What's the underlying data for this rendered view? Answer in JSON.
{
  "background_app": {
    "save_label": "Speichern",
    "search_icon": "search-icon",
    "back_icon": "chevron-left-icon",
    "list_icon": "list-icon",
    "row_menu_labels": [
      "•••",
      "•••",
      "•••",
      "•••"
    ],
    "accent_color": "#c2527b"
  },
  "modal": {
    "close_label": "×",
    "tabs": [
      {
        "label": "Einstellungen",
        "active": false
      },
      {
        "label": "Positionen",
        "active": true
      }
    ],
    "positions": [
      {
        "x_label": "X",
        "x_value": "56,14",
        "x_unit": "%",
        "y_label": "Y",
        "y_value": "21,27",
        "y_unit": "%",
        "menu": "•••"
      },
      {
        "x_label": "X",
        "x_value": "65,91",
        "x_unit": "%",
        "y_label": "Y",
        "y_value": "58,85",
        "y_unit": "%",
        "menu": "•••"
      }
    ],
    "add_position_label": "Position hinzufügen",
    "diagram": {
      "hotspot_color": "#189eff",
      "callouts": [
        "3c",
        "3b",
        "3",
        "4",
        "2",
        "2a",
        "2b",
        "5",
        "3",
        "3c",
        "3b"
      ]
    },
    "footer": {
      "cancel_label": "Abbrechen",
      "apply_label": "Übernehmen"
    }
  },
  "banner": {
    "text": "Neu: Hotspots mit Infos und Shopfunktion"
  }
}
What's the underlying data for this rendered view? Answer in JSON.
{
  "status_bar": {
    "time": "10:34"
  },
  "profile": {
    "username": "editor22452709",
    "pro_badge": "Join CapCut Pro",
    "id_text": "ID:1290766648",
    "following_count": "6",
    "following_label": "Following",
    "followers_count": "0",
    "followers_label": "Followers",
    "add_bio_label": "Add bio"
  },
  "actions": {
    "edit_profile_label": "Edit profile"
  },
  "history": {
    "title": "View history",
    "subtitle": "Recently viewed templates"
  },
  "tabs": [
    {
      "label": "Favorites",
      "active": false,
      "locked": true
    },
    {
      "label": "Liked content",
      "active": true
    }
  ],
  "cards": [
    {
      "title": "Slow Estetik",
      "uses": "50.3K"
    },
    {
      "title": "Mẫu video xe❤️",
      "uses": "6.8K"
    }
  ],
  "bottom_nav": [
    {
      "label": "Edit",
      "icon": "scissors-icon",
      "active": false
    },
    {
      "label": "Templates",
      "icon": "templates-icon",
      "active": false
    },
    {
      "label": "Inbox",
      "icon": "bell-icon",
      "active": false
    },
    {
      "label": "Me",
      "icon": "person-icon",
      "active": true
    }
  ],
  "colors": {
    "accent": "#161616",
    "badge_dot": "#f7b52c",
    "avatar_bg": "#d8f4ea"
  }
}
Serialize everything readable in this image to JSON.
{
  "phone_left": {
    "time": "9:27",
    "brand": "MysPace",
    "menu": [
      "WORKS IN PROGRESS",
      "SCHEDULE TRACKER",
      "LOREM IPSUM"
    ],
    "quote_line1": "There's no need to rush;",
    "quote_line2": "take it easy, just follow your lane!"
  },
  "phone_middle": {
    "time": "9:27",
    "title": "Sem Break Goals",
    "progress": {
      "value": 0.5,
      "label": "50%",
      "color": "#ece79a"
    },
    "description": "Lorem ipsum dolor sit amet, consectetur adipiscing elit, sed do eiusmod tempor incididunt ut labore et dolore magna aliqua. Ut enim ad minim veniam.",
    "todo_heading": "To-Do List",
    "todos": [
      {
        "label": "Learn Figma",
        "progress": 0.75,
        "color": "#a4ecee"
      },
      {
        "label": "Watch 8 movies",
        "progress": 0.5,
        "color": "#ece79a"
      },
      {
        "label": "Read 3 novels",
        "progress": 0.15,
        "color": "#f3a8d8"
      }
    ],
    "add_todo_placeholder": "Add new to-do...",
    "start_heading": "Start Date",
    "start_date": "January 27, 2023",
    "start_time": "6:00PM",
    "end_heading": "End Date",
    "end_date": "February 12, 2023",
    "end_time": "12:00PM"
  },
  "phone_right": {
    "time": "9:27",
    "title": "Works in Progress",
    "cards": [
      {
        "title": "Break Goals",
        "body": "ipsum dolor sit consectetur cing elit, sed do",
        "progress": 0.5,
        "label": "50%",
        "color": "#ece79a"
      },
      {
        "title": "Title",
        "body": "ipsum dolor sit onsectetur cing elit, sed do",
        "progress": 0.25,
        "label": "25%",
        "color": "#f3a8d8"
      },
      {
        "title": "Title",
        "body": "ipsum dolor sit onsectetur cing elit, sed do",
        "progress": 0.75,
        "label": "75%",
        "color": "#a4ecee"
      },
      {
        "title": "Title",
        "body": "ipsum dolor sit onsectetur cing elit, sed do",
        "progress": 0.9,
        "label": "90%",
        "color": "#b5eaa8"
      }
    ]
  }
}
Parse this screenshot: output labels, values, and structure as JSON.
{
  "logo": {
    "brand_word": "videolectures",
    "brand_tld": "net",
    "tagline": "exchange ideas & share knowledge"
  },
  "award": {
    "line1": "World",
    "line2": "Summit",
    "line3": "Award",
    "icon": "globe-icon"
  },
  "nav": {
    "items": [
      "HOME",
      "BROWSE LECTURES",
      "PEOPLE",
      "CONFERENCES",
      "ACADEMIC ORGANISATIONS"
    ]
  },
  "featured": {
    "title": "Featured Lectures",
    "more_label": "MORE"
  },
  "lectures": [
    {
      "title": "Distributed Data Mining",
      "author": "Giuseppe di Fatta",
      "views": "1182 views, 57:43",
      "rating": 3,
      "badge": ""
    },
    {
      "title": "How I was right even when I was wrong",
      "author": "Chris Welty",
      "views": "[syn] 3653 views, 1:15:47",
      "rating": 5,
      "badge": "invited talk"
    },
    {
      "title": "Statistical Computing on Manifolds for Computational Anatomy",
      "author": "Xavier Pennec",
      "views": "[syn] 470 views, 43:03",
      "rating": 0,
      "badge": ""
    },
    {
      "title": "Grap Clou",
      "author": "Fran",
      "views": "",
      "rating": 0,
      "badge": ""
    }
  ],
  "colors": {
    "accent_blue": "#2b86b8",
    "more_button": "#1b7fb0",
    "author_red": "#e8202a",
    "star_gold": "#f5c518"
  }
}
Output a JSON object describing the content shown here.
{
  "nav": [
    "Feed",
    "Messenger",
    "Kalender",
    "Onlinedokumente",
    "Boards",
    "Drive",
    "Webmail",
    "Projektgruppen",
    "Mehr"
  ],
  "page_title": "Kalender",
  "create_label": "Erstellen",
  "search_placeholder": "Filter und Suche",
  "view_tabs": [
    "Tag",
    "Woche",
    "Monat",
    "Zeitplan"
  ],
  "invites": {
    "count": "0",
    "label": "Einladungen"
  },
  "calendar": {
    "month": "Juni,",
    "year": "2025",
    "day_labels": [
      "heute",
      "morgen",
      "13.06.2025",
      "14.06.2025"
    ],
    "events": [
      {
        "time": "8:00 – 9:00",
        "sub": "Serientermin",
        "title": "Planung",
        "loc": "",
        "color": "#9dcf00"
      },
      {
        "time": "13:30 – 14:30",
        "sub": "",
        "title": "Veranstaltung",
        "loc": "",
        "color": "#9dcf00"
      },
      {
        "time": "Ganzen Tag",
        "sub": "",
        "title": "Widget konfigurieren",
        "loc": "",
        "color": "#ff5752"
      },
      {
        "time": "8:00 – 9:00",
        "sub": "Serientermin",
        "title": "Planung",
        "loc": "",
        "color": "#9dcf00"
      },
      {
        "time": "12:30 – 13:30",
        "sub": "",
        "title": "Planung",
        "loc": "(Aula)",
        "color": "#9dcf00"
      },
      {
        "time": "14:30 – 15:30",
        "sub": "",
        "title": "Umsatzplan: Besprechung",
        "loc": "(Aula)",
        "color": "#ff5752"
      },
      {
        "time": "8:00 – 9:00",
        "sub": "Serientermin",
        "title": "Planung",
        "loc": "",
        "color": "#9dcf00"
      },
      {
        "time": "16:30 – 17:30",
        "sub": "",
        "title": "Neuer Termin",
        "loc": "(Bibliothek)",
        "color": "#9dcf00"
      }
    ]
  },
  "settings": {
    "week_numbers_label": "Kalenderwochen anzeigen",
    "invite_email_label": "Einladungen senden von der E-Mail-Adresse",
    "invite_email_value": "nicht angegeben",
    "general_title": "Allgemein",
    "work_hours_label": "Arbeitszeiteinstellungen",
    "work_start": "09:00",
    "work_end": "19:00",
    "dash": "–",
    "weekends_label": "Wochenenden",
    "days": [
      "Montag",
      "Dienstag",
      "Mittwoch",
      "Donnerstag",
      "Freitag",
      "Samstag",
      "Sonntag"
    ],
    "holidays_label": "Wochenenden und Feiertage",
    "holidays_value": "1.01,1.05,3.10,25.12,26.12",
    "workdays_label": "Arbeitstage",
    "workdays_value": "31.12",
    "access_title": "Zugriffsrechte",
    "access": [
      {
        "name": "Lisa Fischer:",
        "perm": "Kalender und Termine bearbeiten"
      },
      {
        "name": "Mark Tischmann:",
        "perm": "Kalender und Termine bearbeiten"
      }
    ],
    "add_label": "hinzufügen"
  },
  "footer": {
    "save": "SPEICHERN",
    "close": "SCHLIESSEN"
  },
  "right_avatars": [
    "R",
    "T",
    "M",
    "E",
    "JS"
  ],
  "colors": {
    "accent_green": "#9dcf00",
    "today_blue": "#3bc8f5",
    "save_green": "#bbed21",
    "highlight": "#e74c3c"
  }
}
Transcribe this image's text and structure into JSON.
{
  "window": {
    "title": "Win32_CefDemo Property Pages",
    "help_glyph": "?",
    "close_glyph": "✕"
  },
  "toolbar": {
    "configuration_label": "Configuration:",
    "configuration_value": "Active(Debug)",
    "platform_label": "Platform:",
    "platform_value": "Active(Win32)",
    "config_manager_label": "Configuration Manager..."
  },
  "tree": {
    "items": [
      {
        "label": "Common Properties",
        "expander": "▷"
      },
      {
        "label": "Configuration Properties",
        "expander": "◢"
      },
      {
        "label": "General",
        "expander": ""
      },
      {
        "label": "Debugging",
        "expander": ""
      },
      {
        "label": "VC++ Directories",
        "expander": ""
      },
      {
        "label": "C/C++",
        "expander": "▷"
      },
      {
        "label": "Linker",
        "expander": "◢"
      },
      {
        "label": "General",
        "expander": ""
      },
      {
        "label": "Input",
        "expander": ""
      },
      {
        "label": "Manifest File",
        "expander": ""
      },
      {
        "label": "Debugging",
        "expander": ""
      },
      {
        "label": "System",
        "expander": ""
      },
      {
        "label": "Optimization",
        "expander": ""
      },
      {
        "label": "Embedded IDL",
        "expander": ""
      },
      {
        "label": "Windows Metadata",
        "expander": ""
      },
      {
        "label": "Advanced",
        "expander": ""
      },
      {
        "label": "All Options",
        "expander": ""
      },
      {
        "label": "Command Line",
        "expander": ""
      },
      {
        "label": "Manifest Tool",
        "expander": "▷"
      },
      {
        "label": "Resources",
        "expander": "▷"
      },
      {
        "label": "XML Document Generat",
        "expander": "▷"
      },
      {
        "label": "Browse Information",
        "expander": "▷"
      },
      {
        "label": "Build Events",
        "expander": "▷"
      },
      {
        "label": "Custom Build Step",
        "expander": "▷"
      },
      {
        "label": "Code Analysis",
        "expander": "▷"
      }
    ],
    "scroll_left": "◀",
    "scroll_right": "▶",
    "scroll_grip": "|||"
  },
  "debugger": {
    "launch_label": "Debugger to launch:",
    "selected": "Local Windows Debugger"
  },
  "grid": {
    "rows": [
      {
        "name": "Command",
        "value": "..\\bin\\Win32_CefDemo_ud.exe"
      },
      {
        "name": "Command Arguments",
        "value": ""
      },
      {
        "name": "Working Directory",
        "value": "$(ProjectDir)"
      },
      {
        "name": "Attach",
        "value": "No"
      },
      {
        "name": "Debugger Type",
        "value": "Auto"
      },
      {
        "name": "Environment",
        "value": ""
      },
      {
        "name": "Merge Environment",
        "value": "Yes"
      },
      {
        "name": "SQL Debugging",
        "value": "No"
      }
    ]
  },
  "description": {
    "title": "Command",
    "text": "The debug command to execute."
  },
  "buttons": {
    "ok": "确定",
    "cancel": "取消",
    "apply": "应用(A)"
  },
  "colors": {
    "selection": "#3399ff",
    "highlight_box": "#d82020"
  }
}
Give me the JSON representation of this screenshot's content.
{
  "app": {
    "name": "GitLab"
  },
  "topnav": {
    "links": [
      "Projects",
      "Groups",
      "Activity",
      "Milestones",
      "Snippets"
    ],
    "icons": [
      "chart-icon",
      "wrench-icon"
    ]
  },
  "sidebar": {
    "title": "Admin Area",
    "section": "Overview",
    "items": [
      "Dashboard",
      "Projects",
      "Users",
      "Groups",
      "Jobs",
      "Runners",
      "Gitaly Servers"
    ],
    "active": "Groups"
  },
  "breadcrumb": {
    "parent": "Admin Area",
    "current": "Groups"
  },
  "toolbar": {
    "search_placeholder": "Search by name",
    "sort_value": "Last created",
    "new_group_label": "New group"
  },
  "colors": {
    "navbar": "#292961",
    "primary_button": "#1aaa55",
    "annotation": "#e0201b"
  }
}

* * *

▶ WORK TO BE COMPLETED: Go through the entries above and pull out each line with "Properties" in it.

▶ CORRECT RESULT:
        "label": "Common Properties",
        "label": "Configuration Properties",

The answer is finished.